Rename "body-line" to "text-line" in the lines from the one with "body-line: 民服务。: [88, 116, 181, 141]" up to and including the one with "163, 678, 188]". Reproduce only those lines, otherwise unchanged.

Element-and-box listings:
■ ■ ■ ■

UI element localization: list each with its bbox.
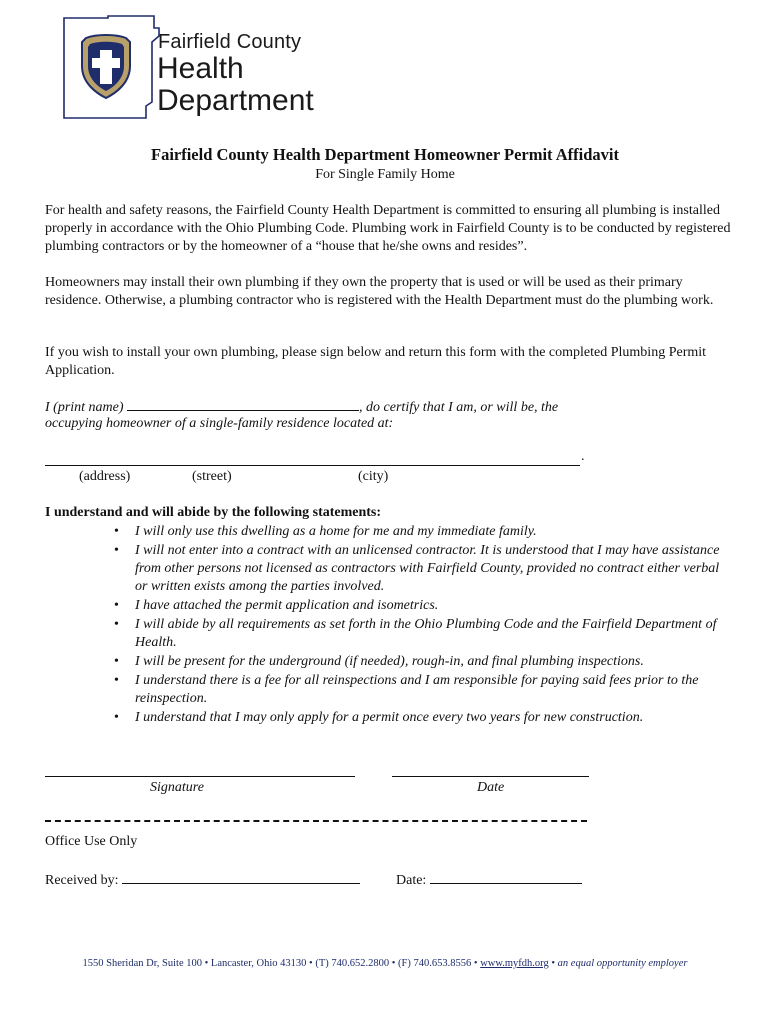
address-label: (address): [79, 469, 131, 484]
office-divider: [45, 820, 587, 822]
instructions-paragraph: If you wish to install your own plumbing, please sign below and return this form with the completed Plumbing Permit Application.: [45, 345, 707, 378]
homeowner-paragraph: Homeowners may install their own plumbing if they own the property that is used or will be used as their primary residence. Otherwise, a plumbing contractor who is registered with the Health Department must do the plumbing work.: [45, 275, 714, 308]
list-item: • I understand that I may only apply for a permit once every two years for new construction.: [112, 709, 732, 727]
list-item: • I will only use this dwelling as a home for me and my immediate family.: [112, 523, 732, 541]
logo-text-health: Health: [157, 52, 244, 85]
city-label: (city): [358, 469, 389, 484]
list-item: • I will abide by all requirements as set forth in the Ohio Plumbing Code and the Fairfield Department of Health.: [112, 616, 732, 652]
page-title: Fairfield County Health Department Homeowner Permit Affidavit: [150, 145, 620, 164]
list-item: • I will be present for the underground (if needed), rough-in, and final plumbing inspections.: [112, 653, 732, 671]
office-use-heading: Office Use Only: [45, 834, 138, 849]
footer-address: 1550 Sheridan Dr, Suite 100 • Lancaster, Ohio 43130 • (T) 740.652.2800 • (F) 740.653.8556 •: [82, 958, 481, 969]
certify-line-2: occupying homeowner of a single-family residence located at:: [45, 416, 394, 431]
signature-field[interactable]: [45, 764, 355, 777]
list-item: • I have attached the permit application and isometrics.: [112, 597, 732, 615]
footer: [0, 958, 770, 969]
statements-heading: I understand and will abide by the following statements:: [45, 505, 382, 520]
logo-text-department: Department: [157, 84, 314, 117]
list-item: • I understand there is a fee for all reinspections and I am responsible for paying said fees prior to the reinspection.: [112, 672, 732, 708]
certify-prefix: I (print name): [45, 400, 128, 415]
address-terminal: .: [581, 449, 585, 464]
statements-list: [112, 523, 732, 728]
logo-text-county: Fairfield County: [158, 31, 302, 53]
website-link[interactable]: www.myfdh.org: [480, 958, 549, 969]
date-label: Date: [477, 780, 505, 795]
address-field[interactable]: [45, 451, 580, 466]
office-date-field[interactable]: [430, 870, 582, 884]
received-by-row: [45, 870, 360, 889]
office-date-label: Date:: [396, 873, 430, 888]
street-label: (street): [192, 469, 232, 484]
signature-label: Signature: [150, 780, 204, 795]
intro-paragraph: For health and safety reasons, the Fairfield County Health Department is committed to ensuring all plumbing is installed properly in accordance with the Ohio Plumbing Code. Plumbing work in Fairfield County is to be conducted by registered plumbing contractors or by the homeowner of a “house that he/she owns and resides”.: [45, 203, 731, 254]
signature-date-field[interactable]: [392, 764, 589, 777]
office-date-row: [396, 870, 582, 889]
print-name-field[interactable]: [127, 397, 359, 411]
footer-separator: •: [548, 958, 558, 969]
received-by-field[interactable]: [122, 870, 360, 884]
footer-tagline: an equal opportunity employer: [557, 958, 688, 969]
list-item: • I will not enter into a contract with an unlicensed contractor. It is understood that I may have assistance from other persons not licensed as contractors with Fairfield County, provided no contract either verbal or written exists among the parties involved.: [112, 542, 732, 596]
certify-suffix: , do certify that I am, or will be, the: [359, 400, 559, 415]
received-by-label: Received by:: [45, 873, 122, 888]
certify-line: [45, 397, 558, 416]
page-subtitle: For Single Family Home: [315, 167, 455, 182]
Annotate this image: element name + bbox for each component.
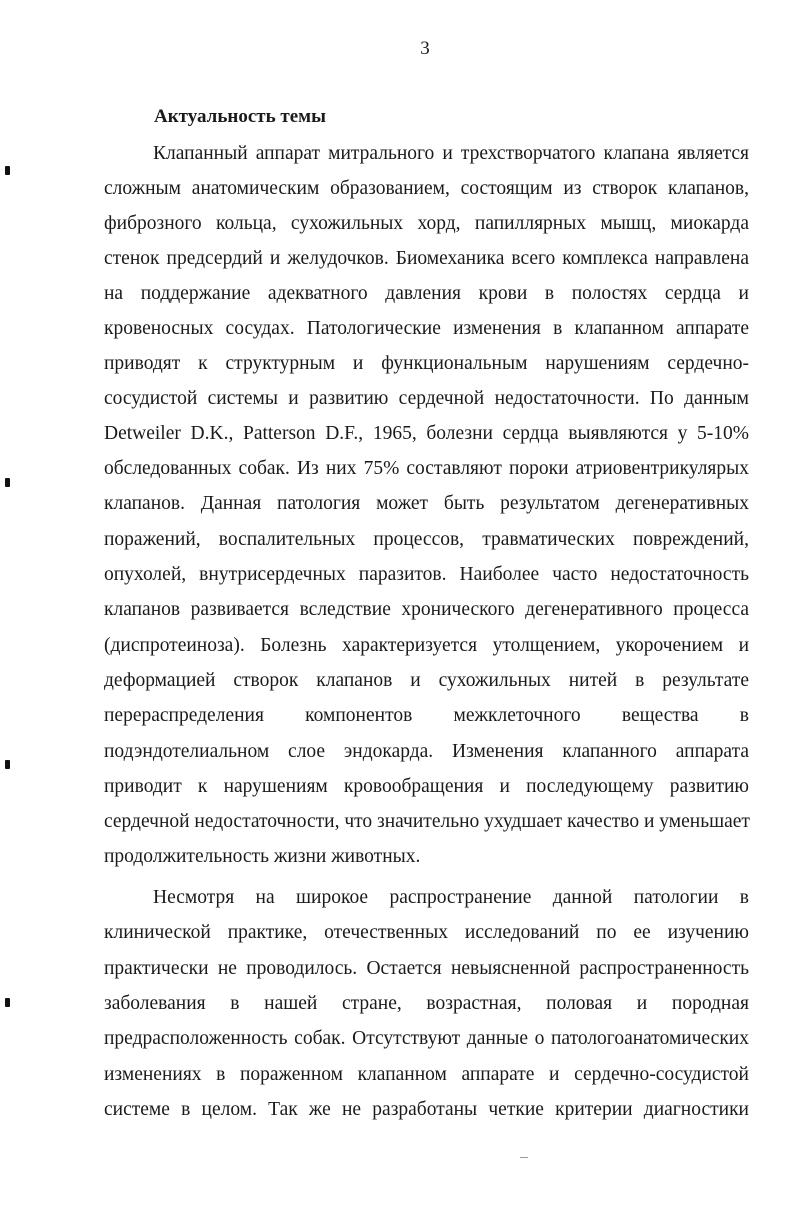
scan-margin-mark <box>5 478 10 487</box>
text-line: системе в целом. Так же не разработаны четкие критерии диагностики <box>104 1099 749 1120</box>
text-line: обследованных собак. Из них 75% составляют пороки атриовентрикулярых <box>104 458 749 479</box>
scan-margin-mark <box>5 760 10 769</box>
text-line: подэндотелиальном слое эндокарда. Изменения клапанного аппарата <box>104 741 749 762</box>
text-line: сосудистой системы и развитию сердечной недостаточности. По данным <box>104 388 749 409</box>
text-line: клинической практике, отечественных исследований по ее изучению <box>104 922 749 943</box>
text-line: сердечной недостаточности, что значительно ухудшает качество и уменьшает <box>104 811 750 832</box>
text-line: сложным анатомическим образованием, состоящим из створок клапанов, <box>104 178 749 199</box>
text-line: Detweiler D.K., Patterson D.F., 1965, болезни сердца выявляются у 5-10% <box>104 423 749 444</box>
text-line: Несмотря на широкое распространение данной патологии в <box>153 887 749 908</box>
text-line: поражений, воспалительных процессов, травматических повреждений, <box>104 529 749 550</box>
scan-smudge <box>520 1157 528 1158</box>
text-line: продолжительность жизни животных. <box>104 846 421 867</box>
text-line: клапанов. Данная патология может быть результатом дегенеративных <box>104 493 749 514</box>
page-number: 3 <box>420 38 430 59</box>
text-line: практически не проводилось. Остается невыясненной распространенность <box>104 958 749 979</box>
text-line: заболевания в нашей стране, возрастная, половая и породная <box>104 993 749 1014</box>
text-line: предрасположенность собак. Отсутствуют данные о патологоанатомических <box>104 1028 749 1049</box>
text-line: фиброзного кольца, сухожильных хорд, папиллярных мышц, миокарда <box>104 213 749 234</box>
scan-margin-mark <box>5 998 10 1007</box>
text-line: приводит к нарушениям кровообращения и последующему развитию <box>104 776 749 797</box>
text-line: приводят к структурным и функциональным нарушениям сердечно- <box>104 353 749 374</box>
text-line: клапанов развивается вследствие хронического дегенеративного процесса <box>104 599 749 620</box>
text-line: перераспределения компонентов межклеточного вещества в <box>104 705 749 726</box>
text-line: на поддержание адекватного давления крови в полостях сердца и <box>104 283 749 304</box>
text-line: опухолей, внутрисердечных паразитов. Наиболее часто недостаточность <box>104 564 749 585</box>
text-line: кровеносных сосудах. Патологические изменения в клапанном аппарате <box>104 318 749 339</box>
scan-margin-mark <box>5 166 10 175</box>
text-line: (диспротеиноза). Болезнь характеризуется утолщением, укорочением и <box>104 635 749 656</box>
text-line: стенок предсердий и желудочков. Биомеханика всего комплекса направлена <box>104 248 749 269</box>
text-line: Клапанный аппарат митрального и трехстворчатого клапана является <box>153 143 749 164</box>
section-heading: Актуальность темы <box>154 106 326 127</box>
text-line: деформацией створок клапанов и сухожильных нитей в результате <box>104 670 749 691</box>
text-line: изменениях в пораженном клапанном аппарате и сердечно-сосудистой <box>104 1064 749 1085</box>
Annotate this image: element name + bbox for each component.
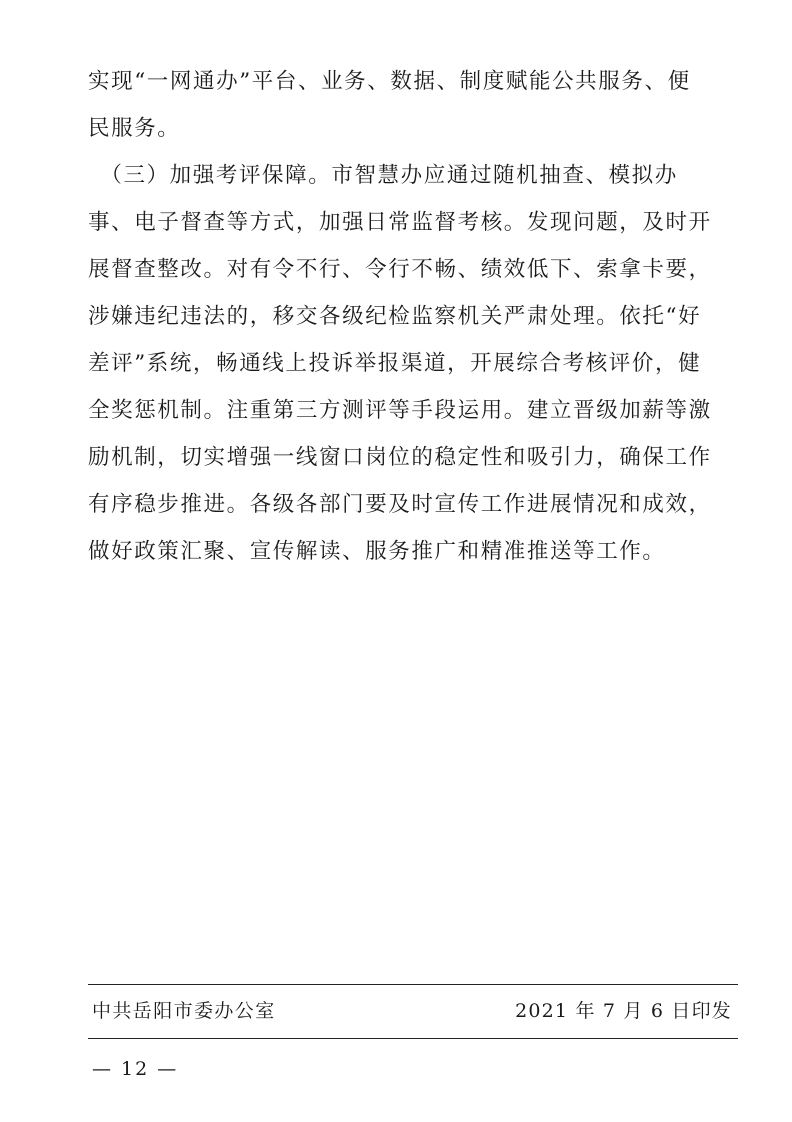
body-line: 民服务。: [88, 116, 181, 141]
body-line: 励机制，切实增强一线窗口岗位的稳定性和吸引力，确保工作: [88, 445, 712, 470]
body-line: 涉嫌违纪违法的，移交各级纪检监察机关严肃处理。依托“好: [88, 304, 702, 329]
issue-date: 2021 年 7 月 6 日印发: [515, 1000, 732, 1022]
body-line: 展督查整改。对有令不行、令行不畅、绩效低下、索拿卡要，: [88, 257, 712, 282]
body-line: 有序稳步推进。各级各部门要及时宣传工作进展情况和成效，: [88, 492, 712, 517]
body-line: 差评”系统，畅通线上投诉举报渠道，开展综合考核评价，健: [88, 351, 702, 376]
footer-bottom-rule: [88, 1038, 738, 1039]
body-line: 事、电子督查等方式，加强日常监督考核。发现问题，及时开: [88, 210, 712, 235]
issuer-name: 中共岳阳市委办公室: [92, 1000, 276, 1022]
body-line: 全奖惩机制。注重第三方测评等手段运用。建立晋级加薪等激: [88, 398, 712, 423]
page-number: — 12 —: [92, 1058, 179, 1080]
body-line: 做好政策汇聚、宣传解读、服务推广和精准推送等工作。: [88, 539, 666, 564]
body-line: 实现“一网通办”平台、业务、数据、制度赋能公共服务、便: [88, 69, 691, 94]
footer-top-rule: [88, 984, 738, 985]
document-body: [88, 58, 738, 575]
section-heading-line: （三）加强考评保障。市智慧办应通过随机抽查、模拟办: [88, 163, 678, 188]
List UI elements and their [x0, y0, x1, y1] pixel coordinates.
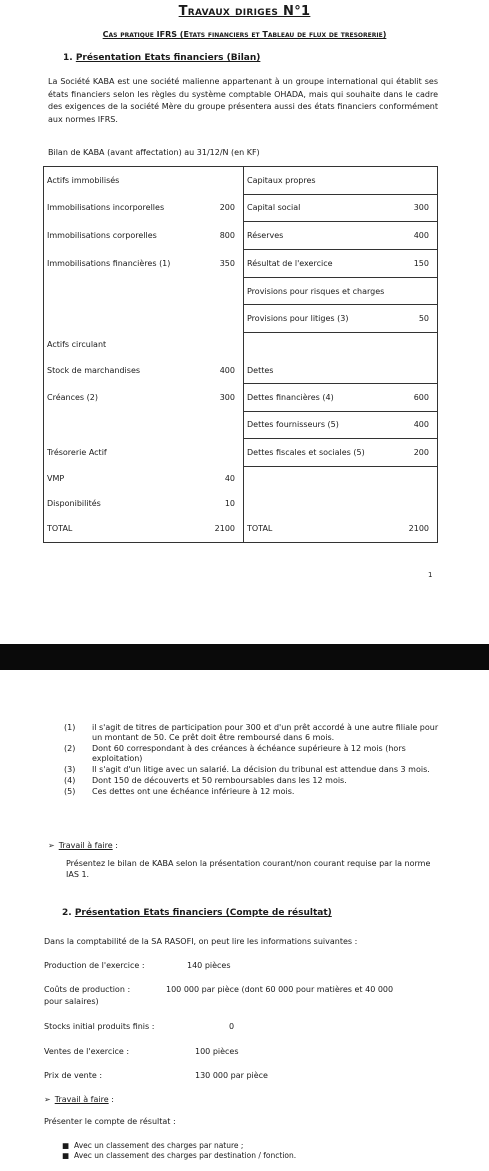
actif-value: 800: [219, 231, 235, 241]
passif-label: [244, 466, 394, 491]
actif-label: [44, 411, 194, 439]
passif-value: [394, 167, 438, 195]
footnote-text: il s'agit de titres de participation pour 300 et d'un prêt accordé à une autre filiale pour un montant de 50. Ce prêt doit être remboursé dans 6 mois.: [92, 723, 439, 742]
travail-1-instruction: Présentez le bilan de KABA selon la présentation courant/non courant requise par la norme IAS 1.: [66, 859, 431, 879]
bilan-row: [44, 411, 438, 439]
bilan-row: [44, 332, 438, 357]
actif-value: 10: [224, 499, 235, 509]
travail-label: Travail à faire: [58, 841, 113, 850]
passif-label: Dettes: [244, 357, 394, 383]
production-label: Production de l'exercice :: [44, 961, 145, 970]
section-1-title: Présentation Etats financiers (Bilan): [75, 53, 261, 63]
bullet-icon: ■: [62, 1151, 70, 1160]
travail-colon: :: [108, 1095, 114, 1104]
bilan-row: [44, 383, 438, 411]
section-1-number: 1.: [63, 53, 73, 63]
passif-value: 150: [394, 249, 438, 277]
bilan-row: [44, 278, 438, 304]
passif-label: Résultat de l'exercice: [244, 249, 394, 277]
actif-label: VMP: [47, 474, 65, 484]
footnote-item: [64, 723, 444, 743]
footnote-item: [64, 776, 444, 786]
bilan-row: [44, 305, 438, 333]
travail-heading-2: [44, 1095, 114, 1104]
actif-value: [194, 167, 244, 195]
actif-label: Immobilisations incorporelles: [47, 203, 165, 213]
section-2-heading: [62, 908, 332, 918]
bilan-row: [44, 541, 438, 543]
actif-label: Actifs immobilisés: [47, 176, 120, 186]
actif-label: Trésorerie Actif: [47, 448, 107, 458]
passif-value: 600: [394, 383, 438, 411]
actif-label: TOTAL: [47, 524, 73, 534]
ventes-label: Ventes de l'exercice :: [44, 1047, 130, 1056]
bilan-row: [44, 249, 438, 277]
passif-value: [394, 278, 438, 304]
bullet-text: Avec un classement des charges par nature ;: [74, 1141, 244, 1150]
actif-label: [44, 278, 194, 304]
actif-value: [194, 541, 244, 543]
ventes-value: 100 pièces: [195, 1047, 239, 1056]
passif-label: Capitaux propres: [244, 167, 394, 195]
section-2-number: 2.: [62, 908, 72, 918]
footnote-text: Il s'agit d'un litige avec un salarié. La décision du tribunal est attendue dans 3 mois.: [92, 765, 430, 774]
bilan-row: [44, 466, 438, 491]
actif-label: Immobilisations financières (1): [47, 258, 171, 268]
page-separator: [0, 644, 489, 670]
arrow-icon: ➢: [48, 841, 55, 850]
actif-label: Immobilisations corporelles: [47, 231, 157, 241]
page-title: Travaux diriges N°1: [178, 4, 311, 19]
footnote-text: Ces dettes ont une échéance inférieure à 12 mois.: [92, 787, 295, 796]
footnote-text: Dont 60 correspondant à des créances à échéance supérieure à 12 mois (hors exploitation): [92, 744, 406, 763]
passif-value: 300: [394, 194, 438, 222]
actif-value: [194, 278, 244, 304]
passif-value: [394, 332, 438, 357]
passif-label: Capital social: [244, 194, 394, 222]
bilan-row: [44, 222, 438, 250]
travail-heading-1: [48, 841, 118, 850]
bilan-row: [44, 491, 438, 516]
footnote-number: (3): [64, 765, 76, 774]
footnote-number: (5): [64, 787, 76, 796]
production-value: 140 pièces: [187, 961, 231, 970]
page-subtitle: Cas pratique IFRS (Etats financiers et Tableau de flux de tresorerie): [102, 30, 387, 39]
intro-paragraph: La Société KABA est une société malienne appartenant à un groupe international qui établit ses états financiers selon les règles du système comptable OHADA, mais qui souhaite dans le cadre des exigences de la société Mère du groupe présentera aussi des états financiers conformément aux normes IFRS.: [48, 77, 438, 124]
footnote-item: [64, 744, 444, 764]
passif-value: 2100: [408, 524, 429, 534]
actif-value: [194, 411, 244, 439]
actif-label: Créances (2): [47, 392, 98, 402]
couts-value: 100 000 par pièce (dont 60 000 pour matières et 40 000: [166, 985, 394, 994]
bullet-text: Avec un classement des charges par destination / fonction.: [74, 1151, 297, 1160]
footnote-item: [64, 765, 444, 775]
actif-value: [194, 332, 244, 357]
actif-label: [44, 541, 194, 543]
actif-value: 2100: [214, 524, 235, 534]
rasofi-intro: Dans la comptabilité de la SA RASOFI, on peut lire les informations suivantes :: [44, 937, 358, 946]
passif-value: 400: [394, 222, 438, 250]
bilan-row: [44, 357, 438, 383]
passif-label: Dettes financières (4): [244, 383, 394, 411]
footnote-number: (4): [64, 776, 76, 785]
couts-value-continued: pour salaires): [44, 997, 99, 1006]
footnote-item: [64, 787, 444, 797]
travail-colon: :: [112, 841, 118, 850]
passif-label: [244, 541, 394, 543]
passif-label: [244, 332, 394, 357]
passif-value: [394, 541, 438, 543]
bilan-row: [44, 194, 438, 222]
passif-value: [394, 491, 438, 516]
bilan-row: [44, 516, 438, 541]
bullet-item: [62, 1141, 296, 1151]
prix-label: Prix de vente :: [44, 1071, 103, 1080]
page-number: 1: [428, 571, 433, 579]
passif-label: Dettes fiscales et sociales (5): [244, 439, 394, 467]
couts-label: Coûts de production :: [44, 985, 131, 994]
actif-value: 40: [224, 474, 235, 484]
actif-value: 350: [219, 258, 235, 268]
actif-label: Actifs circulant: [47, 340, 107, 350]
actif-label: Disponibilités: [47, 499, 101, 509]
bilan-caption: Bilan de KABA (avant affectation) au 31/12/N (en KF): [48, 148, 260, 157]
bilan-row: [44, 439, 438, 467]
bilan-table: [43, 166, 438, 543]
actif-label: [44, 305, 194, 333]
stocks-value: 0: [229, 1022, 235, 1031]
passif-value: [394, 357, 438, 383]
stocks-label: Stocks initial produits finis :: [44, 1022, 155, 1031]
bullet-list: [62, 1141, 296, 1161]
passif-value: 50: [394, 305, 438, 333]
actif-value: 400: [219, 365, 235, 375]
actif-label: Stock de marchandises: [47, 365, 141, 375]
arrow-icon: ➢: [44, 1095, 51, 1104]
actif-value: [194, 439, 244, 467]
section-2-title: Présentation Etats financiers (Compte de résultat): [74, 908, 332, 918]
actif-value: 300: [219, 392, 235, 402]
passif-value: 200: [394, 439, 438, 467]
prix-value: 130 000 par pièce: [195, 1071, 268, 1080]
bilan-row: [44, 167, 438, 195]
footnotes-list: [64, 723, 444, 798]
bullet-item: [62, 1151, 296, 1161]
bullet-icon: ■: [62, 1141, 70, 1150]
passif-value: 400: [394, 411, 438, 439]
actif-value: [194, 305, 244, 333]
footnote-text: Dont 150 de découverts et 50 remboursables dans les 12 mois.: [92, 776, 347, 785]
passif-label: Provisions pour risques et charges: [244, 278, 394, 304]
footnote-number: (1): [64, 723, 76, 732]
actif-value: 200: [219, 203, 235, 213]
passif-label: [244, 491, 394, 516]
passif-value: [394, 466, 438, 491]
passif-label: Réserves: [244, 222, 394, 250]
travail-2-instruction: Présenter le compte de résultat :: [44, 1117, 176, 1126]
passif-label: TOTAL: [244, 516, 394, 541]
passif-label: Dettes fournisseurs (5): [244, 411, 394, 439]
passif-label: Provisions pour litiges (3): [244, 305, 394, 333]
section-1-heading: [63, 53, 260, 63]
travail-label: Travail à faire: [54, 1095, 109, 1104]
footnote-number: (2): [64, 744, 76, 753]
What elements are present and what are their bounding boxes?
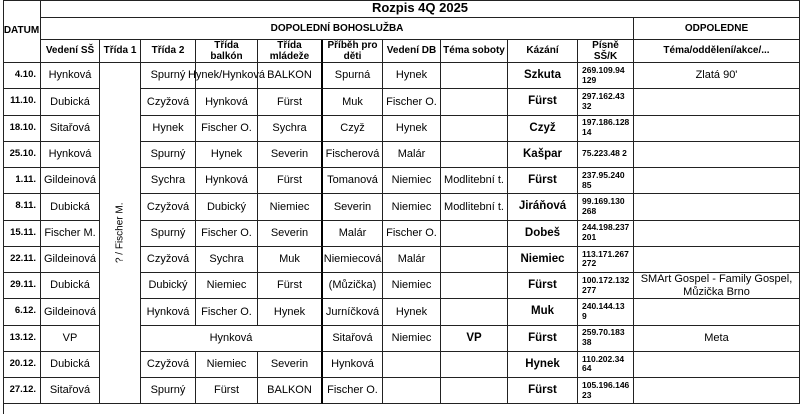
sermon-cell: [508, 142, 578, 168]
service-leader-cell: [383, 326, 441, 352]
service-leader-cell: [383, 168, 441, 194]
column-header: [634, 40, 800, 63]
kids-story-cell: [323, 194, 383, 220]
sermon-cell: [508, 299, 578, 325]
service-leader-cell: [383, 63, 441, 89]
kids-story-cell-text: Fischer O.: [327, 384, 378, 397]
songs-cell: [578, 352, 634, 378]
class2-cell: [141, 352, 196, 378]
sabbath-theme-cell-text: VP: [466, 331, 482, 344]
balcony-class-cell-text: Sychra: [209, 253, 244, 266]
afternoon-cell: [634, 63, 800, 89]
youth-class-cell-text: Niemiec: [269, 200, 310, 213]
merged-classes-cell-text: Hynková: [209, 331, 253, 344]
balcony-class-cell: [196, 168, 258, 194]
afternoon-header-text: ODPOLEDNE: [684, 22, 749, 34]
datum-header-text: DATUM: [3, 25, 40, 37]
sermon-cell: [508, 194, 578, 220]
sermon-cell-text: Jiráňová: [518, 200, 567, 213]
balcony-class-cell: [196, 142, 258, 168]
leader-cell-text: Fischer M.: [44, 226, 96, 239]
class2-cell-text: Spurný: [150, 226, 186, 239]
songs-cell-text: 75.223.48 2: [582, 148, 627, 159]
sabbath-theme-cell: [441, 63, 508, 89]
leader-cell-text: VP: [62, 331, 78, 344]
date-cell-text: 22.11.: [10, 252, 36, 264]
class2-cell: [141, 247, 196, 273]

■ ■ ■ ■

Task response:
text-line: 民服务。: [88, 116, 181, 141]
text-line: 励机制，切实增强一线窗口岗位的稳定性和吸引力，确保工作: [88, 445, 712, 470]
text-line: 涉嫌违纪违法的，移交各级纪检监察机关严肃处理。依托“好: [88, 304, 702, 329]
issue-date: 2021 年 7 月 6 日印发: [515, 1000, 732, 1022]
text-line: 展督查整改。对有令不行、令行不畅、绩效低下、索拿卡要，: [88, 257, 712, 282]
text-line: 有序稳步推进。各级各部门要及时宣传工作进展情况和成效，: [88, 492, 712, 517]
text-line: 差评”系统，畅通线上投诉举报渠道，开展综合考核评价，健: [88, 351, 702, 376]
footer-bottom-rule: [88, 1038, 738, 1039]
text-line: 事、电子督查等方式，加强日常监督考核。发现问题，及时开: [88, 210, 712, 235]
issuer-name: 中共岳阳市委办公室: [92, 1000, 276, 1022]
text-line: 全奖惩机制。注重第三方测评等手段运用。建立晋级加薪等激: [88, 398, 712, 423]
page-number: — 12 —: [92, 1058, 179, 1080]
text-line: 做好政策汇聚、宣传解读、服务推广和精准推送等工作。: [88, 539, 666, 564]
text-line: 实现“一网通办”平台、业务、数据、制度赋能公共服务、便: [88, 69, 691, 94]
footer-top-rule: [88, 984, 738, 985]
document-body: [88, 58, 738, 575]
section-heading-line: （三）加强考评保障。市智慧办应通过随机抽查、模拟办: [88, 163, 678, 188]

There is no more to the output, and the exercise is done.